Extracted data entries
## start

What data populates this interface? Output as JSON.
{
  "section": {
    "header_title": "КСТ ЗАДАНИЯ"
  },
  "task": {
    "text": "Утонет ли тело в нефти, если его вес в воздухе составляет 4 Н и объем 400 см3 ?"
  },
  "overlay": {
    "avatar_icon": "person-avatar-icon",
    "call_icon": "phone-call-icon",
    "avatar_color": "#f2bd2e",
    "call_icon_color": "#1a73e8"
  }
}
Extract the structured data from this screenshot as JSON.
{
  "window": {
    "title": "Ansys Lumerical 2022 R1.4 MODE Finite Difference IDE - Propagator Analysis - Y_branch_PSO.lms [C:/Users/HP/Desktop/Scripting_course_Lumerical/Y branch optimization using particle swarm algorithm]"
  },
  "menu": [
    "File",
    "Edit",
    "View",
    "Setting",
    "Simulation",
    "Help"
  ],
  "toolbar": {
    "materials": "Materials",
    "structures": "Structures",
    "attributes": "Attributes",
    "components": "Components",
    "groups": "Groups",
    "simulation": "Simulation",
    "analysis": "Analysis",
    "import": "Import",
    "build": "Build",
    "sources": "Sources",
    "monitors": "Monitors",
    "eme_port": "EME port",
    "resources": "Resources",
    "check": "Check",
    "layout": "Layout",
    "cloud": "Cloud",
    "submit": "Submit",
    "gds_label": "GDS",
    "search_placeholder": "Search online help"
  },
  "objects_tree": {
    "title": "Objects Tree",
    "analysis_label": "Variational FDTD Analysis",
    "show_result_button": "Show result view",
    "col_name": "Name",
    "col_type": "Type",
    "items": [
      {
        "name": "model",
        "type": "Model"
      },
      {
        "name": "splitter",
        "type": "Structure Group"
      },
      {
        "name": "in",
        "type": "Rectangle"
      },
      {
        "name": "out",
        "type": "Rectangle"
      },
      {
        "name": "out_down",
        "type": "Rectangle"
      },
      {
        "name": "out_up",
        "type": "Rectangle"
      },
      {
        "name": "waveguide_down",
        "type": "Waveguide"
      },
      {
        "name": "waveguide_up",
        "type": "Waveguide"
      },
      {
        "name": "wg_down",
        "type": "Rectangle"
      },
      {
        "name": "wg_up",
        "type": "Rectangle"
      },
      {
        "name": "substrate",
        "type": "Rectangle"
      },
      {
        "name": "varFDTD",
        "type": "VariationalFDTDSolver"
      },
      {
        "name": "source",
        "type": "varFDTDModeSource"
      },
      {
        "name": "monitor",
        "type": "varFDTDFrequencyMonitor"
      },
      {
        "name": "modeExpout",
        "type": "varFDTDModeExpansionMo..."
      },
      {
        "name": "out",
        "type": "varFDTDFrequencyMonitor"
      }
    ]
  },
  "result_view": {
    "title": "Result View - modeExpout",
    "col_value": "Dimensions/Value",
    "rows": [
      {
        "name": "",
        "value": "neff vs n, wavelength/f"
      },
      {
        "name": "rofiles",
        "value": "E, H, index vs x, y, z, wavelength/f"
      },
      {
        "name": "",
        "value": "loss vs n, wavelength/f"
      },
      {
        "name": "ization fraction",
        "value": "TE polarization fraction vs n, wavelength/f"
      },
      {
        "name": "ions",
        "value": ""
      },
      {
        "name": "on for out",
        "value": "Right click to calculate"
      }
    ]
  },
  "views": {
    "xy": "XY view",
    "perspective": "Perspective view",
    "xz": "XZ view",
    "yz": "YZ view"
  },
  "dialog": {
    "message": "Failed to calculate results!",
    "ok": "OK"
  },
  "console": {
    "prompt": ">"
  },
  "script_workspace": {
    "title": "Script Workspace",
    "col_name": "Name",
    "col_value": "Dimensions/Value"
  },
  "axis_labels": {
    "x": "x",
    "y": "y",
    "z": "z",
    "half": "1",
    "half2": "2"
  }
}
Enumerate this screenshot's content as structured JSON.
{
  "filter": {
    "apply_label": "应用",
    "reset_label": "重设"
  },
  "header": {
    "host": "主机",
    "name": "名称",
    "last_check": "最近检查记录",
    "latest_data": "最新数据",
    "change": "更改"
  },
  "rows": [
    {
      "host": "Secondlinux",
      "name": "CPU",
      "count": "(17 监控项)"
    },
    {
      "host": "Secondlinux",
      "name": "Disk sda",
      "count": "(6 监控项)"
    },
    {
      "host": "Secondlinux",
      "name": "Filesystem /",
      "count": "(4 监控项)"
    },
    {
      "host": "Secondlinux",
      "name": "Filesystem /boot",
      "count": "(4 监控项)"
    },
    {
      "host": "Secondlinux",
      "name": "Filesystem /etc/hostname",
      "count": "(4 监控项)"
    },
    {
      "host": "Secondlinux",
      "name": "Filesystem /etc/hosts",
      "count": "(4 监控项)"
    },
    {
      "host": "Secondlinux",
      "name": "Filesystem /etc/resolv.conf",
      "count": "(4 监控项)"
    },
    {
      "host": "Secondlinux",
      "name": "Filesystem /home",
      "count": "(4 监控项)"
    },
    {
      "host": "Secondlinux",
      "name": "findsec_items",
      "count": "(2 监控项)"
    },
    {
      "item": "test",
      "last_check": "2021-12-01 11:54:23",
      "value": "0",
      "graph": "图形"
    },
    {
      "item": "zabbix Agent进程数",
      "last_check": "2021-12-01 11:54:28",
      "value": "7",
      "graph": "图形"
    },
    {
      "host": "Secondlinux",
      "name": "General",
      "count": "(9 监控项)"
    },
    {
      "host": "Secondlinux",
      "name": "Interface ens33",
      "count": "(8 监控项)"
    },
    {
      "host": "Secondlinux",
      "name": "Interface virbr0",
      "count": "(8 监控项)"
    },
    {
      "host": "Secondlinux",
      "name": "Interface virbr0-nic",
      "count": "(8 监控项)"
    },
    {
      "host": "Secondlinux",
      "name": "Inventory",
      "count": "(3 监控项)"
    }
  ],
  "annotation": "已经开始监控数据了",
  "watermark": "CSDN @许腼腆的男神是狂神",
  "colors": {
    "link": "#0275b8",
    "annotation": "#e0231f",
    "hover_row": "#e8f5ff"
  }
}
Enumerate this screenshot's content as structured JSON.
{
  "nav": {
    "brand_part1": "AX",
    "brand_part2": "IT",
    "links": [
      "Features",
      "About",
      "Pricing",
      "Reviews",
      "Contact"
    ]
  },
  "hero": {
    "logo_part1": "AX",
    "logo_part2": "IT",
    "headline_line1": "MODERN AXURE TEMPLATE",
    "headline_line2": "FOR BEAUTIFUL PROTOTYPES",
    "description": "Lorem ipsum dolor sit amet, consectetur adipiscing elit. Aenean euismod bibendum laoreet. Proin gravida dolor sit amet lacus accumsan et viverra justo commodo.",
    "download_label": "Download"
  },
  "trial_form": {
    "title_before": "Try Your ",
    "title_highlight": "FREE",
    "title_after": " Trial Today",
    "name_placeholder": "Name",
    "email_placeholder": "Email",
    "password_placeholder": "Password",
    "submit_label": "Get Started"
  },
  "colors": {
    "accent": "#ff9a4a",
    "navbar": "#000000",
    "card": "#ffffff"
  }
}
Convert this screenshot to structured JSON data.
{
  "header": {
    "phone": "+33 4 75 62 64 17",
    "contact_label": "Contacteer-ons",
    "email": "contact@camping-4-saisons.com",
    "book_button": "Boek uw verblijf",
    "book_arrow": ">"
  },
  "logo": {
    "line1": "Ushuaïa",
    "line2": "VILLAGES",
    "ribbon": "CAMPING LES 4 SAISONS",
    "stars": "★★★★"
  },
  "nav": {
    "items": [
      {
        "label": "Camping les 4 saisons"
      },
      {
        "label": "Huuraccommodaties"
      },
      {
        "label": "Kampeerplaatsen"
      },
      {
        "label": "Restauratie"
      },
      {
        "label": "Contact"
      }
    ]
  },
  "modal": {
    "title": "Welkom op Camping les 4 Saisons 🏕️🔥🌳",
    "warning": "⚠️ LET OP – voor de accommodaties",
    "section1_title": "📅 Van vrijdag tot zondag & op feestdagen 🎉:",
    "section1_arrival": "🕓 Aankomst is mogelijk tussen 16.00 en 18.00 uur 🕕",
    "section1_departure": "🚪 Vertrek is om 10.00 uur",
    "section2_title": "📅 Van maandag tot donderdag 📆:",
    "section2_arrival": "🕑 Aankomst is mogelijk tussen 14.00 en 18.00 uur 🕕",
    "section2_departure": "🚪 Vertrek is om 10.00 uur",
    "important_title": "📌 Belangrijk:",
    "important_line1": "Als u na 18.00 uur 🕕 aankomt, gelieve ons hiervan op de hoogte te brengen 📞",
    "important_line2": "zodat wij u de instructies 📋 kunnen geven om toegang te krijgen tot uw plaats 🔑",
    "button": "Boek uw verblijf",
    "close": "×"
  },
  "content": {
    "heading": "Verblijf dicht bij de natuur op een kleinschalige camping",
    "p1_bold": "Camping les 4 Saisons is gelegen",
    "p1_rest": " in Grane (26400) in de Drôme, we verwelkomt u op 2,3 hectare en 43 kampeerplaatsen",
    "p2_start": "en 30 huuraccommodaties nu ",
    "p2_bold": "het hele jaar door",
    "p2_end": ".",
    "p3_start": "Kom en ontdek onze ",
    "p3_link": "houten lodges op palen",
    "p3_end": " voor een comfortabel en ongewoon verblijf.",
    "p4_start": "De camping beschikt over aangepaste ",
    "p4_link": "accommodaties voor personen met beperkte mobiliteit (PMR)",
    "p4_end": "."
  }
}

## end

• **SET PROBLEM**
Write out each line of the data that holds the string "Dimensions".

• **OUTPUT BELOW**
    "col_value": "Dimensions/Value",
    "col_value": "Dimensions/Value"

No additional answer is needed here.